INSTRUCTION -
Repeat all of the material exactly as given.

━━━ DATA FOR THIS EXERCISE

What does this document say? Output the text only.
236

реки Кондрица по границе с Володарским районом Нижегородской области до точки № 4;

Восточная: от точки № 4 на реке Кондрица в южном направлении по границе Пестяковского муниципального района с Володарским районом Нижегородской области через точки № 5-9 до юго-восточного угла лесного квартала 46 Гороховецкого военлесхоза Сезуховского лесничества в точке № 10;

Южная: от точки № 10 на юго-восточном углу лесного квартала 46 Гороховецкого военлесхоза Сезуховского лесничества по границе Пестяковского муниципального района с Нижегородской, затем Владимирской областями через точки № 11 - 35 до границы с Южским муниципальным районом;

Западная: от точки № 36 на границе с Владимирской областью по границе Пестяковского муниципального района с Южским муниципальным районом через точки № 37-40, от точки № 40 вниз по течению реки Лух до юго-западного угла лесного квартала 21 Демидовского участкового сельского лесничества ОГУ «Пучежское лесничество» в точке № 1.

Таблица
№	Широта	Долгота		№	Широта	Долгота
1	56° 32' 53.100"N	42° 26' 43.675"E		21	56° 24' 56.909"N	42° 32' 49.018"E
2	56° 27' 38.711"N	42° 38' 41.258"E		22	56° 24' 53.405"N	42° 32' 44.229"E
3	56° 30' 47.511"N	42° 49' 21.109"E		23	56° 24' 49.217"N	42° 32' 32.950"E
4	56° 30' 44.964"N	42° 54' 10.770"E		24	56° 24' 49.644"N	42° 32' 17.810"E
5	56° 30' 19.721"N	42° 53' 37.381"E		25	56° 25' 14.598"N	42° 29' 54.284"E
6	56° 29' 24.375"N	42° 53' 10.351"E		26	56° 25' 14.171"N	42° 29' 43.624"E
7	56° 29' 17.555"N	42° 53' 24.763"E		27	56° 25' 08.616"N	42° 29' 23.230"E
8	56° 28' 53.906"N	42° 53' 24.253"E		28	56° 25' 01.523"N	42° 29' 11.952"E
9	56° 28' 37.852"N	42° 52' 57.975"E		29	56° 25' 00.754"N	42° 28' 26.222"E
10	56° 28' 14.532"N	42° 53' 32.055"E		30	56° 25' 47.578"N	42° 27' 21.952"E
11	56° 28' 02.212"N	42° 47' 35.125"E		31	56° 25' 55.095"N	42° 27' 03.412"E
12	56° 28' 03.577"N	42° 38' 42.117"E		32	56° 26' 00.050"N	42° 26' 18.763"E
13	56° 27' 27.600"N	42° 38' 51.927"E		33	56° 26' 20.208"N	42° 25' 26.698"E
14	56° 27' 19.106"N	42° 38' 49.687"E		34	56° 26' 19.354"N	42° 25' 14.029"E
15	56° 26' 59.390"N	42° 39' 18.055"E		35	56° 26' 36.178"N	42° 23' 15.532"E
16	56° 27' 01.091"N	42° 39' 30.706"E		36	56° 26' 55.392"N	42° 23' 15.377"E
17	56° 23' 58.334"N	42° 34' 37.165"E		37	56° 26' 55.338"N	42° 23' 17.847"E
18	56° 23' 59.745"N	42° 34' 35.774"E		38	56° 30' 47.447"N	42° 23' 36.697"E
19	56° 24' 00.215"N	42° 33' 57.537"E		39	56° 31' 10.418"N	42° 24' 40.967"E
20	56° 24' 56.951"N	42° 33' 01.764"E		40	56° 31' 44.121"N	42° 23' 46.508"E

━━━━━━

TASK RESPONSE -
What does this document say? Output the text only.
236

реки Кондрица по границе с Володарским районом Нижегородской области до точки № 4;

Восточная: от точки № 4 на реке Кондрица в южном направлении по границе Пестяковского муниципального района с Володарским районом Нижегородской области через точки № 5-9 до юго-восточного угла лесного квартала 46 Гороховецкого военлесхоза Сезуховского лесничества в точке № 10;

Южная: от точки № 10 на юго-восточном углу лесного квартала 46 Гороховецкого военлесхоза Сезуховского лесничества по границе Пестяковского муниципального района с Нижегородской, затем Владимирской областями через точки № 11 - 35 до границы с Южским муниципальным районом;

Западная: от точки № 36 на границе с Владимирской областью по границе Пестяковского муниципального района с Южским муниципальным районом через точки № 37-40, от точки № 40 вниз по течению реки Лух до юго-западного угла лесного квартала 21 Демидовского участкового сельского лесничества ОГУ «Пучежское лесничество» в точке № 1.

Таблица
№	Широта	Долгота		№	Широта	Долгота
1	56° 32' 53.100"N	42° 26' 43.675"E		21	56° 24' 56.909"N	42° 32' 49.018"E
2	56° 27' 38.711"N	42° 38' 41.258"E		22	56° 24' 53.405"N	42° 32' 44.229"E
3	56° 30' 47.511"N	42° 49' 21.109"E		23	56° 24' 49.217"N	42° 32' 32.950"E
4	56° 30' 44.964"N	42° 54' 10.770"E		24	56° 24' 49.644"N	42° 32' 17.810"E
5	56° 30' 19.721"N	42° 53' 37.381"E		25	56° 25' 14.598"N	42° 29' 54.284"E
6	56° 29' 24.375"N	42° 53' 10.351"E		26	56° 25' 14.171"N	42° 29' 43.624"E
7	56° 29' 17.555"N	42° 53' 24.763"E		27	56° 25' 08.616"N	42° 29' 23.230"E
8	56° 28' 53.906"N	42° 53' 24.253"E		28	56° 25' 01.523"N	42° 29' 11.952"E
9	56° 28' 37.852"N	42° 52' 57.975"E		29	56° 25' 00.754"N	42° 28' 26.222"E
10	56° 28' 14.532"N	42° 53' 32.055"E		30	56° 25' 47.578"N	42° 27' 21.952"E
11	56° 28' 02.212"N	42° 47' 35.125"E		31	56° 25' 55.095"N	42° 27' 03.412"E
12	56° 28' 03.577"N	42° 38' 42.117"E		32	56° 26' 00.050"N	42° 26' 18.763"E
13	56° 27' 27.600"N	42° 38' 51.927"E		33	56° 26' 20.208"N	42° 25' 26.698"E
14	56° 27' 19.106"N	42° 38' 49.687"E		34	56° 26' 19.354"N	42° 25' 14.029"E
15	56° 26' 59.390"N	42° 39' 18.055"E		35	56° 26' 36.178"N	42° 23' 15.532"E
16	56° 27' 01.091"N	42° 39' 30.706"E		36	56° 26' 55.392"N	42° 23' 15.377"E
17	56° 23' 58.334"N	42° 34' 37.165"E		37	56° 26' 55.338"N	42° 23' 17.847"E
18	56° 23' 59.745"N	42° 34' 35.774"E		38	56° 30' 47.447"N	42° 23' 36.697"E
19	56° 24' 00.215"N	42° 33' 57.537"E		39	56° 31' 10.418"N	42° 24' 40.967"E
20	56° 24' 56.951"N	42° 33' 01.764"E		40	56° 31' 44.121"N	42° 23' 46.508"E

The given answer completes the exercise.